Lines containing the word "como" are to be located and copied.

(Collected data)
..............................

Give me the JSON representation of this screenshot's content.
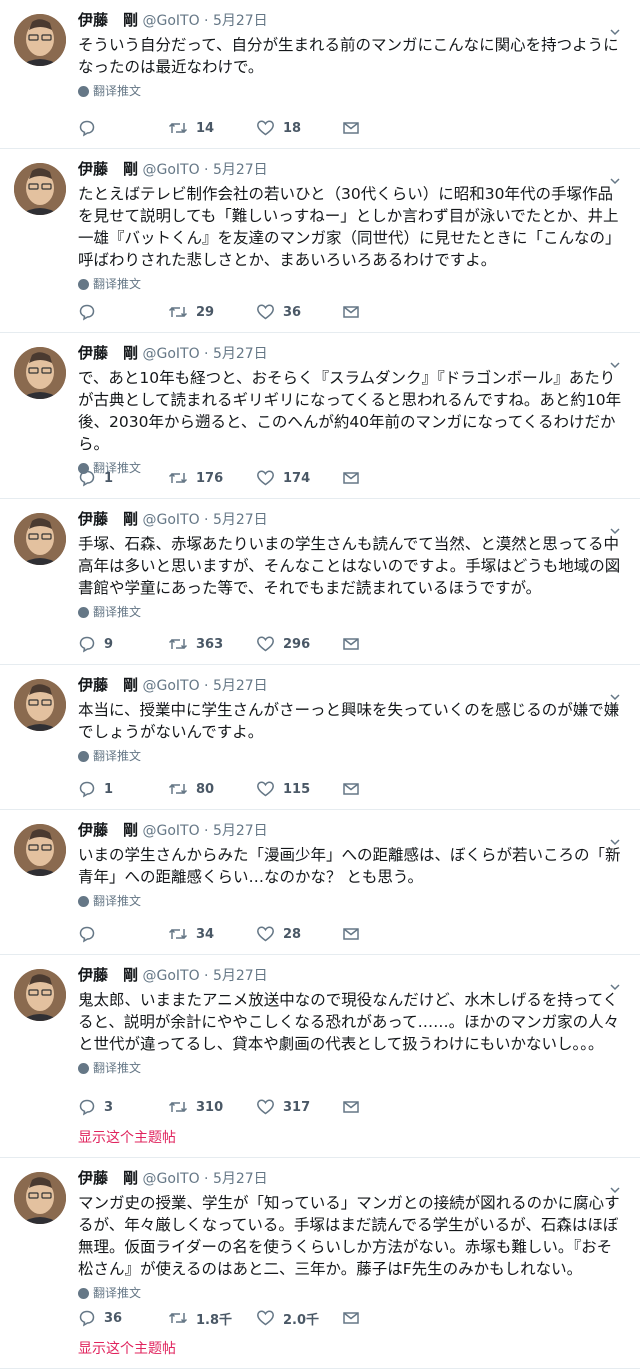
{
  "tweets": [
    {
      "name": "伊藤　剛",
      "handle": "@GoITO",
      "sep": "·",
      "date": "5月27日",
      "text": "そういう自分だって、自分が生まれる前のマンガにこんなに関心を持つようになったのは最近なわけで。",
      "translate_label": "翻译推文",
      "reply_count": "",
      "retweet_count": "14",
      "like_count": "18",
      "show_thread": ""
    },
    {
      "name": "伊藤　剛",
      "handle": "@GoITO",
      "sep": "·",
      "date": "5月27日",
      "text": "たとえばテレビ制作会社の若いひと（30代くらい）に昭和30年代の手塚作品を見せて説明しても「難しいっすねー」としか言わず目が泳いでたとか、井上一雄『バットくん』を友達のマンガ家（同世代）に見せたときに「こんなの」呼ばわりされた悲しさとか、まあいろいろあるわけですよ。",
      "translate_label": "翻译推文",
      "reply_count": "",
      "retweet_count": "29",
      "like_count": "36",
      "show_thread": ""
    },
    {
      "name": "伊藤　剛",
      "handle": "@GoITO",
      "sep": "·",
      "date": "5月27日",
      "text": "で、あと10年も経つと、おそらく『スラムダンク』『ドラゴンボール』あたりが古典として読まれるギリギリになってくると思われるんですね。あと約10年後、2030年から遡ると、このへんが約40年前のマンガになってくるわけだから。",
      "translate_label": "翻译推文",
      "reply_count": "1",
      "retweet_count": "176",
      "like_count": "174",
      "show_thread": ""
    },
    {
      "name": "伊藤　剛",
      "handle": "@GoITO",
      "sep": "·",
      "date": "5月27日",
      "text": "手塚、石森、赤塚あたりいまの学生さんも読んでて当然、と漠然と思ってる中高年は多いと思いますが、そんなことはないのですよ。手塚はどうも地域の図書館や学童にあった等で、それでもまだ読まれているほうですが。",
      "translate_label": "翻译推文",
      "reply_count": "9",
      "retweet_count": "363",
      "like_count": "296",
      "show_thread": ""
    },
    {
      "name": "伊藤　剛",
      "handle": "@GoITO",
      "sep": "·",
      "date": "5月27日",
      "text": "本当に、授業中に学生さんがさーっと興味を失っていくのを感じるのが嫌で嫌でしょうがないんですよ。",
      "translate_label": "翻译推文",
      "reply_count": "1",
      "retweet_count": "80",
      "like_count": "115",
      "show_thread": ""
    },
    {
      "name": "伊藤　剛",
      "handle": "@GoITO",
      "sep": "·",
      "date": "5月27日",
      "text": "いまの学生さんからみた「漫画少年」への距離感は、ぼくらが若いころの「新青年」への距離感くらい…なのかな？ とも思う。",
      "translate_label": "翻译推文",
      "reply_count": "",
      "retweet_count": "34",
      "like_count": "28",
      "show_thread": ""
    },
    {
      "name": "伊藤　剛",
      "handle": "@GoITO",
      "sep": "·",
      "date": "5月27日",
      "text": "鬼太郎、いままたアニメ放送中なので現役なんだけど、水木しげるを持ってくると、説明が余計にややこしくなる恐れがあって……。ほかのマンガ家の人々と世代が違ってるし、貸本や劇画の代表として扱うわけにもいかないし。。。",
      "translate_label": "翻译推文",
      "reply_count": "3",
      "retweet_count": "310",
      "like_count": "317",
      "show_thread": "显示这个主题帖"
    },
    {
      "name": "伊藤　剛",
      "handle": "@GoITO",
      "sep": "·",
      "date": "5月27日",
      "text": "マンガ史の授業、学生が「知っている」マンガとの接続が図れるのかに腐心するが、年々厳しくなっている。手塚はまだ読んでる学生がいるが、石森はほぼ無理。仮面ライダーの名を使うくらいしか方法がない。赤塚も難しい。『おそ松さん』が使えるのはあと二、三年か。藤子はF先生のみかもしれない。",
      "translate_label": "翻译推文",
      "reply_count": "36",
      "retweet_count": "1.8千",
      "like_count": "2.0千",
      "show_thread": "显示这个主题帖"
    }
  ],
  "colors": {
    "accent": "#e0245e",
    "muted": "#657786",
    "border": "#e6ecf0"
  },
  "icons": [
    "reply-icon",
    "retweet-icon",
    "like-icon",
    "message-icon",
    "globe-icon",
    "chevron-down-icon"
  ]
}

..............................

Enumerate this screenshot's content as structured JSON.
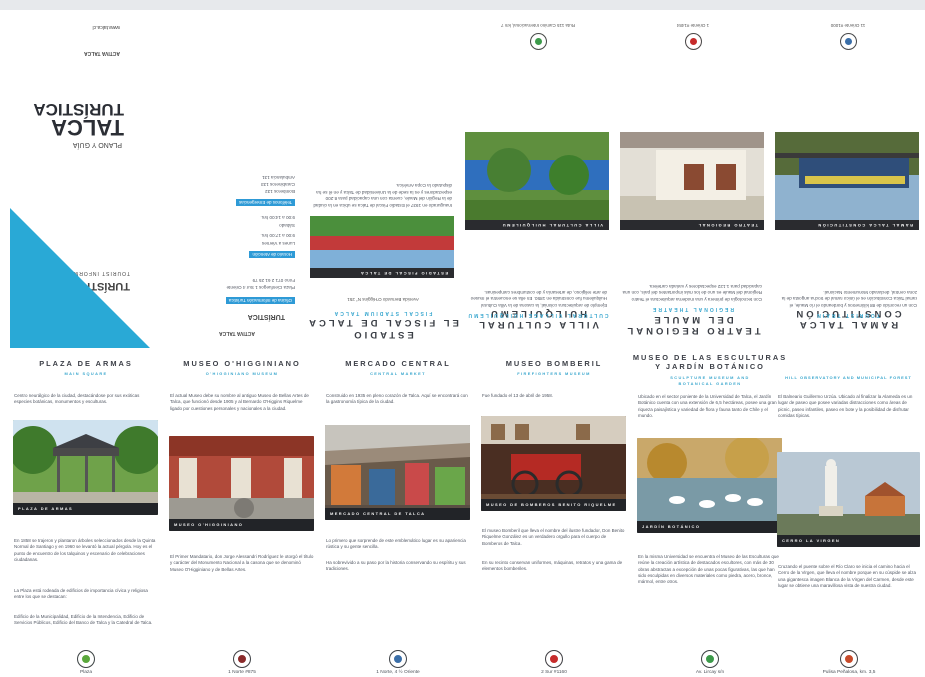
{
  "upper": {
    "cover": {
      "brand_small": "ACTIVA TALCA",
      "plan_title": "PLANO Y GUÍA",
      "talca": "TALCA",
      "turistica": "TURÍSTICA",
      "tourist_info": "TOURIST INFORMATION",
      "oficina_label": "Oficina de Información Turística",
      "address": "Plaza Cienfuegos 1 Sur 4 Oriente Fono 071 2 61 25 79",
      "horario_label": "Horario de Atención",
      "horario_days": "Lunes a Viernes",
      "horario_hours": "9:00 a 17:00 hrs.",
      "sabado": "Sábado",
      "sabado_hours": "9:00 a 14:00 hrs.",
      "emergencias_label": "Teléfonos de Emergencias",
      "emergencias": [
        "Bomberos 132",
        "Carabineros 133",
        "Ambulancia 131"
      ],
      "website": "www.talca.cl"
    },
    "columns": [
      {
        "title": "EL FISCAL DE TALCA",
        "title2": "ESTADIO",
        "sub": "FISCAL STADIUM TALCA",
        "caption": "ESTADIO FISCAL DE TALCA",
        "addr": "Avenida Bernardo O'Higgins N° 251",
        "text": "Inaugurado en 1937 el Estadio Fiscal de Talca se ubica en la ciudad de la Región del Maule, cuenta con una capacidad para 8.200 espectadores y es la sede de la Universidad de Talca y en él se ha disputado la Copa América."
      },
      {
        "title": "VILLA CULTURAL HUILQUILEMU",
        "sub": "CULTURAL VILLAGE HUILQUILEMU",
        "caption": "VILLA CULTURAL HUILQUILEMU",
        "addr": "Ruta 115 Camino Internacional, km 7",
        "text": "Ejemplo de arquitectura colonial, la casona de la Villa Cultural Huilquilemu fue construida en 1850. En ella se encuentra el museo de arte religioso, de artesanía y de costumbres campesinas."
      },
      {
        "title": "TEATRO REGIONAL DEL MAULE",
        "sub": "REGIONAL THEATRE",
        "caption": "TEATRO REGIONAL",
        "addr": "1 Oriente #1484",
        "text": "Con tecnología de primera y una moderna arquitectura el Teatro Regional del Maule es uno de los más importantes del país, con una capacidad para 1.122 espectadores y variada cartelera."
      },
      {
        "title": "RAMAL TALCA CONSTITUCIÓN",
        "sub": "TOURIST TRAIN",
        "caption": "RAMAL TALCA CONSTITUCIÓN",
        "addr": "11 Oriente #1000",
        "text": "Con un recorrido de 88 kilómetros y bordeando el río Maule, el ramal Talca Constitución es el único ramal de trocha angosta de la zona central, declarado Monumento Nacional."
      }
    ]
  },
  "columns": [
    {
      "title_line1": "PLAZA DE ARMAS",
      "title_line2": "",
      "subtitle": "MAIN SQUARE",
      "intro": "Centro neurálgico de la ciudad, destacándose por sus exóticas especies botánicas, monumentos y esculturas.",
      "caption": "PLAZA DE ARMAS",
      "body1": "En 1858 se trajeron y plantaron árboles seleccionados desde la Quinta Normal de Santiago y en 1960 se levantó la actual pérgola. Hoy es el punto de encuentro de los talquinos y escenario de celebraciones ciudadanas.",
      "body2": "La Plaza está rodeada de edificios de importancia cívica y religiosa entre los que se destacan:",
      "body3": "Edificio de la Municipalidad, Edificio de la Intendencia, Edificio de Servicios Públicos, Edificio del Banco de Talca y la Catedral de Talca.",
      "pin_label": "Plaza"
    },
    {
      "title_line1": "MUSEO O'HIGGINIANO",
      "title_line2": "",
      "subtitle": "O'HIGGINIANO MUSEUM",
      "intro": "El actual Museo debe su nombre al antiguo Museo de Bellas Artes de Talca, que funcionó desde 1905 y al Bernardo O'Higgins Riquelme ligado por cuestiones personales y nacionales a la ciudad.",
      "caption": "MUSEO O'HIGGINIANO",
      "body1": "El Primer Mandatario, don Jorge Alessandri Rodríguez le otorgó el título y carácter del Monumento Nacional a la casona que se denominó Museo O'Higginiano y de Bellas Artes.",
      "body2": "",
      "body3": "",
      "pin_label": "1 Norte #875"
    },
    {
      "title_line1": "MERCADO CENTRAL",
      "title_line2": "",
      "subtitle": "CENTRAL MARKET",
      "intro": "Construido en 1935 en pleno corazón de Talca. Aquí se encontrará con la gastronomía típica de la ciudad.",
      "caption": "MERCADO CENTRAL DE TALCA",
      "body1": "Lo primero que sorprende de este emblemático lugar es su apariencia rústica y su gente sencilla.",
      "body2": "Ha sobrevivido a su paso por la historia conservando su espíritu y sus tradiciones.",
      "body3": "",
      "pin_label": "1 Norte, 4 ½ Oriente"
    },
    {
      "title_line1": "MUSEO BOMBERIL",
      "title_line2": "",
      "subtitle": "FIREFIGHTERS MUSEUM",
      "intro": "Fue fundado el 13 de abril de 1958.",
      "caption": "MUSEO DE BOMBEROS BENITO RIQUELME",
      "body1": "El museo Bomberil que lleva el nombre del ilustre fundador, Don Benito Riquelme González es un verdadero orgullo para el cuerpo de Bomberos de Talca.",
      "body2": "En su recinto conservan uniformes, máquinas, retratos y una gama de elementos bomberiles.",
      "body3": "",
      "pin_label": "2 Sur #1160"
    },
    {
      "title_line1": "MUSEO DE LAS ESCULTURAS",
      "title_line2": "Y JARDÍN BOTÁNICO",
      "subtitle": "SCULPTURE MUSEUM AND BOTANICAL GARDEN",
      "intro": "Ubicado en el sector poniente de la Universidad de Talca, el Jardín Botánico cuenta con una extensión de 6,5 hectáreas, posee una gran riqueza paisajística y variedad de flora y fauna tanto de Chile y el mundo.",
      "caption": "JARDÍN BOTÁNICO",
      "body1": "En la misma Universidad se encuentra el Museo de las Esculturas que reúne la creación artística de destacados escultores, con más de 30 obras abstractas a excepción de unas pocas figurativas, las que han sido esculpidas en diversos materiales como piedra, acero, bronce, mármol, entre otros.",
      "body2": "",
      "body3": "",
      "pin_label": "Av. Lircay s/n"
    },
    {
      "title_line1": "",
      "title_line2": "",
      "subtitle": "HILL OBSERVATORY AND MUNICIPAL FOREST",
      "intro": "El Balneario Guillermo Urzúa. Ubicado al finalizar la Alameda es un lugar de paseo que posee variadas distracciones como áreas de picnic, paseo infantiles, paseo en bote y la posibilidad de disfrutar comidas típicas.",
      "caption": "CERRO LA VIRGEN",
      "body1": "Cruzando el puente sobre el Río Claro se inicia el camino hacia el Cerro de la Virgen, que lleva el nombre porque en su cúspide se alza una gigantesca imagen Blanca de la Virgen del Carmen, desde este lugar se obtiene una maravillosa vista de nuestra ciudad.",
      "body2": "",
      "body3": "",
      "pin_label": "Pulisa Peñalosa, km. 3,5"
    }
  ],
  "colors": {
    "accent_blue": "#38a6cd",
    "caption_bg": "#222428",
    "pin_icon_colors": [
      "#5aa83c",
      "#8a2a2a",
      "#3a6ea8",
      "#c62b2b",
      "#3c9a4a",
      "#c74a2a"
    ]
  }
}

..............................

## RESPONSE TO THE EXERCISE
      "body1": "En la misma Universidad se encuentra el Museo de las Esculturas que reúne la creación artística de destacados escultores, con más de 30 obras abstractas a excepción de unas pocas figurativas, las que han sido esculpidas en diversos materiales como piedra, acero, bronce, mármol, entre otros.",
      "intro": "El Balneario Guillermo Urzúa. Ubicado al finalizar la Alameda es un lugar de paseo que posee variadas distracciones como áreas de picnic, paseo infantiles, paseo en bote y la posibilidad de disfrutar comidas típicas.",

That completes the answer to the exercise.